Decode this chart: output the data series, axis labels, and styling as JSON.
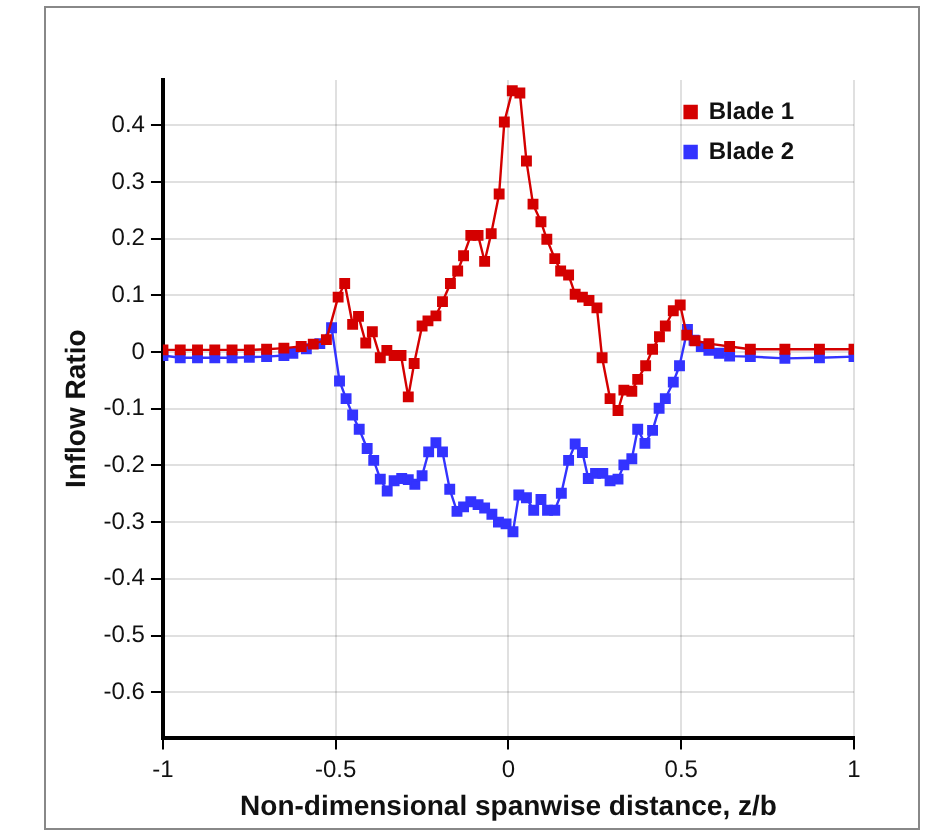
{
  "chart_data": {
    "type": "line",
    "xlabel": "Non-dimensional spanwise distance, z/b",
    "ylabel": "Inflow Ratio",
    "xlim": [
      -1,
      1
    ],
    "xticks": [
      -1,
      -0.5,
      0,
      0.5,
      1
    ],
    "ylim": [
      -0.68,
      0.48
    ],
    "yticks": [
      -0.6,
      -0.5,
      -0.4,
      -0.3,
      -0.2,
      -0.1,
      0,
      0.1,
      0.2,
      0.3,
      0.4
    ],
    "grid": true,
    "legend": "top right",
    "marker": "square",
    "line_style": "solid",
    "series": [
      {
        "name": "Blade 1",
        "color": "#d40000",
        "x": [
          -1,
          -0.95,
          -0.9,
          -0.85,
          -0.8,
          -0.75,
          -0.7,
          -0.65,
          -0.6,
          -0.565,
          -0.527,
          -0.493,
          -0.474,
          -0.451,
          -0.434,
          -0.413,
          -0.394,
          -0.371,
          -0.352,
          -0.331,
          -0.311,
          -0.29,
          -0.273,
          -0.25,
          -0.233,
          -0.21,
          -0.191,
          -0.168,
          -0.147,
          -0.13,
          -0.109,
          -0.088,
          -0.069,
          -0.05,
          -0.027,
          -0.012,
          0.011,
          0.033,
          0.052,
          0.071,
          0.094,
          0.111,
          0.134,
          0.151,
          0.174,
          0.193,
          0.214,
          0.233,
          0.256,
          0.271,
          0.294,
          0.317,
          0.334,
          0.357,
          0.374,
          0.397,
          0.417,
          0.437,
          0.454,
          0.477,
          0.497,
          0.516,
          0.54,
          0.58,
          0.64,
          0.7,
          0.8,
          0.9,
          1
        ],
        "values": [
          0.004,
          0.004,
          0.004,
          0.004,
          0.004,
          0.004,
          0.005,
          0.007,
          0.01,
          0.014,
          0.022,
          0.097,
          0.121,
          0.049,
          0.063,
          0.016,
          0.036,
          -0.01,
          0.003,
          -0.006,
          -0.006,
          -0.079,
          -0.02,
          0.046,
          0.055,
          0.064,
          0.089,
          0.121,
          0.143,
          0.17,
          0.206,
          0.206,
          0.16,
          0.209,
          0.279,
          0.406,
          0.461,
          0.457,
          0.337,
          0.261,
          0.23,
          0.199,
          0.165,
          0.143,
          0.136,
          0.102,
          0.097,
          0.091,
          0.078,
          -0.01,
          -0.082,
          -0.103,
          -0.067,
          -0.069,
          -0.048,
          -0.024,
          0.005,
          0.027,
          0.046,
          0.073,
          0.083,
          0.03,
          0.02,
          0.015,
          0.01,
          0.005,
          0.005,
          0.005,
          0.005
        ]
      },
      {
        "name": "Blade 2",
        "color": "#3333ff",
        "x": [
          -1,
          -0.95,
          -0.9,
          -0.85,
          -0.8,
          -0.75,
          -0.7,
          -0.65,
          -0.624,
          -0.585,
          -0.546,
          -0.512,
          -0.489,
          -0.47,
          -0.451,
          -0.432,
          -0.409,
          -0.39,
          -0.371,
          -0.351,
          -0.331,
          -0.309,
          -0.29,
          -0.271,
          -0.25,
          -0.231,
          -0.21,
          -0.191,
          -0.17,
          -0.149,
          -0.13,
          -0.109,
          -0.088,
          -0.069,
          -0.048,
          -0.029,
          -0.007,
          0.013,
          0.03,
          0.052,
          0.073,
          0.094,
          0.113,
          0.134,
          0.153,
          0.174,
          0.193,
          0.214,
          0.231,
          0.252,
          0.273,
          0.294,
          0.317,
          0.334,
          0.357,
          0.374,
          0.395,
          0.417,
          0.436,
          0.454,
          0.477,
          0.495,
          0.518,
          0.537,
          0.558,
          0.58,
          0.61,
          0.64,
          0.7,
          0.8,
          0.9,
          1
        ],
        "values": [
          -0.006,
          -0.01,
          -0.01,
          -0.01,
          -0.01,
          -0.009,
          -0.008,
          -0.006,
          -0.002,
          0.006,
          0.015,
          0.043,
          -0.051,
          -0.082,
          -0.111,
          -0.136,
          -0.17,
          -0.191,
          -0.224,
          -0.245,
          -0.227,
          -0.223,
          -0.225,
          -0.233,
          -0.218,
          -0.176,
          -0.16,
          -0.176,
          -0.242,
          -0.281,
          -0.273,
          -0.264,
          -0.269,
          -0.275,
          -0.286,
          -0.3,
          -0.303,
          -0.317,
          -0.252,
          -0.257,
          -0.279,
          -0.26,
          -0.279,
          -0.279,
          -0.249,
          -0.191,
          -0.162,
          -0.177,
          -0.223,
          -0.214,
          -0.214,
          -0.227,
          -0.224,
          -0.199,
          -0.188,
          -0.136,
          -0.161,
          -0.138,
          -0.099,
          -0.082,
          -0.053,
          -0.024,
          0.04,
          0.021,
          0.01,
          0.003,
          -0.002,
          -0.007,
          -0.008,
          -0.011,
          -0.01,
          -0.008
        ]
      }
    ]
  }
}
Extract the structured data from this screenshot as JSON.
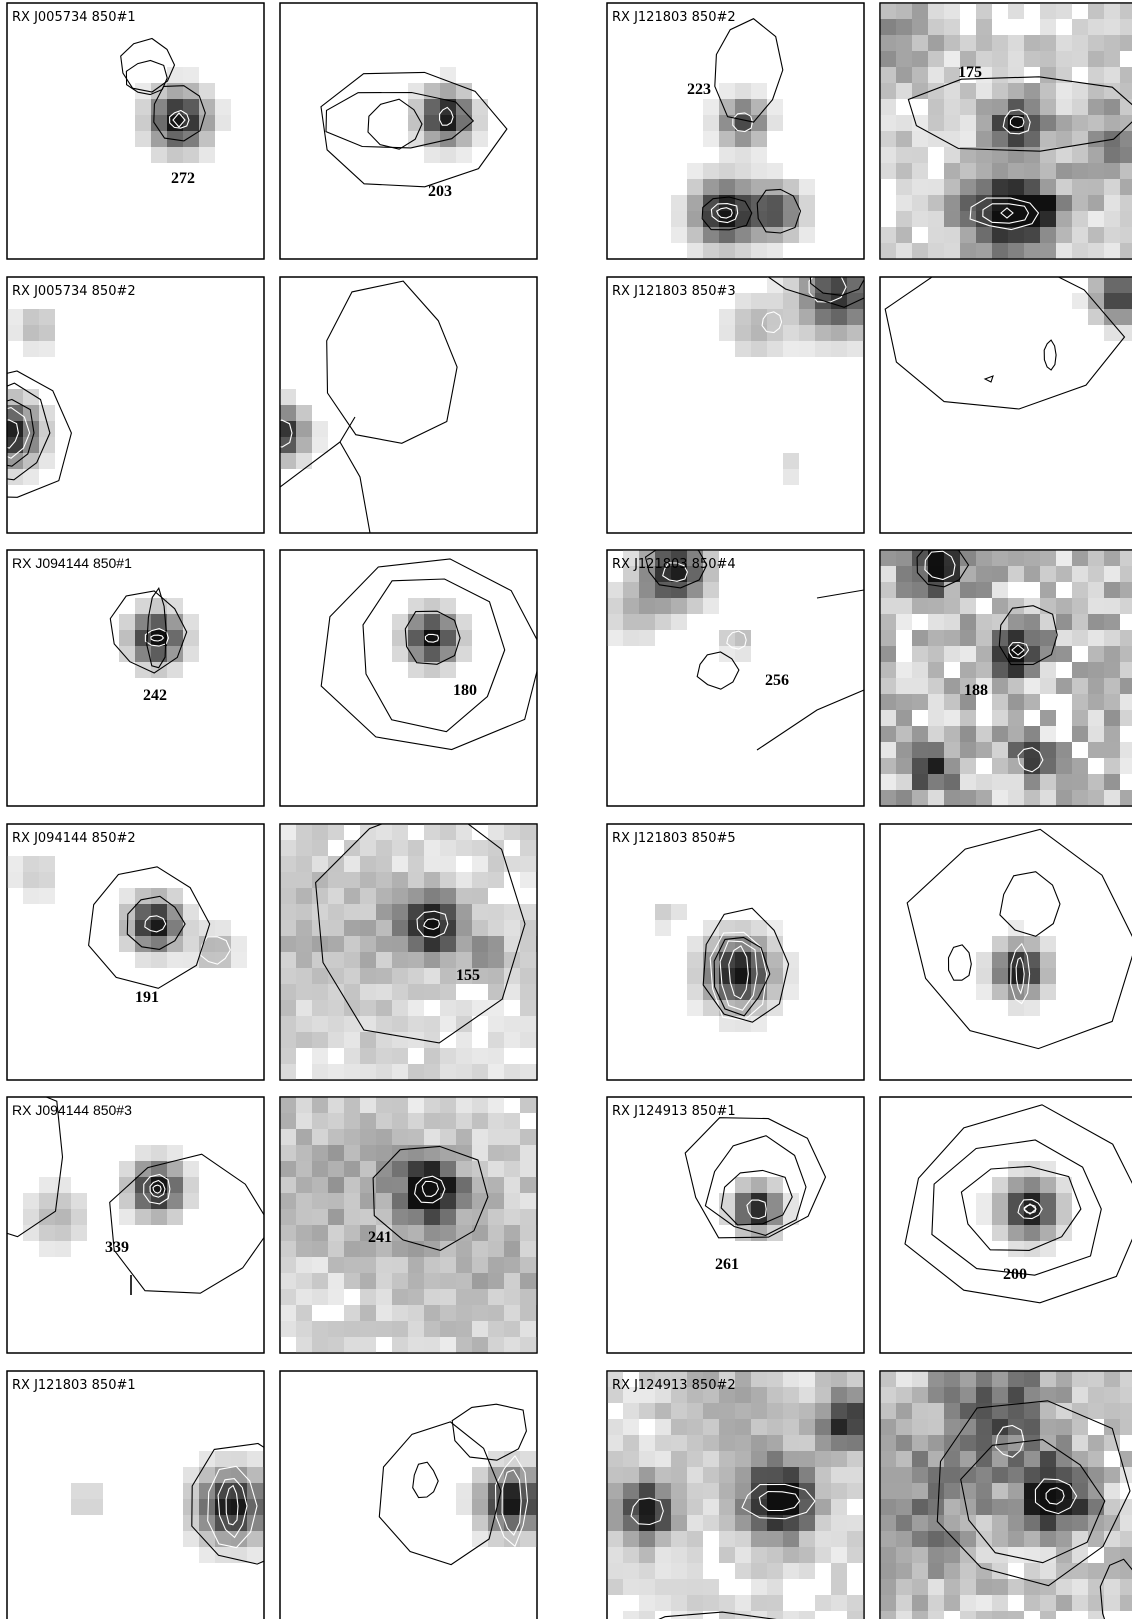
{
  "figure": {
    "panels": [
      {
        "title": "RX J005734 850#1",
        "label": "272"
      },
      {
        "title": "",
        "label": "203"
      },
      {
        "title": "RX J121803 850#2",
        "label": "223"
      },
      {
        "title": "",
        "label": "175"
      },
      {
        "title": "RX J005734 850#2",
        "label": ""
      },
      {
        "title": "",
        "label": ""
      },
      {
        "title": "RX J121803 850#3",
        "label": ""
      },
      {
        "title": "",
        "label": ""
      },
      {
        "title": "RX J094144 850#1",
        "label": "242"
      },
      {
        "title": "",
        "label": "180"
      },
      {
        "title": "RX J121803 850#4",
        "label": "256"
      },
      {
        "title": "",
        "label": "188"
      },
      {
        "title": "RX J094144 850#2",
        "label": "191"
      },
      {
        "title": "",
        "label": "155"
      },
      {
        "title": "RX J121803 850#5",
        "label": ""
      },
      {
        "title": "",
        "label": ""
      },
      {
        "title": "RX J094144 850#3",
        "label": "339"
      },
      {
        "title": "",
        "label": "241"
      },
      {
        "title": "RX J124913 850#1",
        "label": "261"
      },
      {
        "title": "",
        "label": "200"
      },
      {
        "title": "RX J121803 850#1",
        "label": ""
      },
      {
        "title": "",
        "label": ""
      },
      {
        "title": "RX J124913 850#2",
        "label": ""
      },
      {
        "title": "",
        "label": ""
      }
    ]
  }
}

* * * * *

Extract every line of the records above that contains the word "series".

Decode this chart: output the data series, axis labels, and styling as JSON.
    "series": [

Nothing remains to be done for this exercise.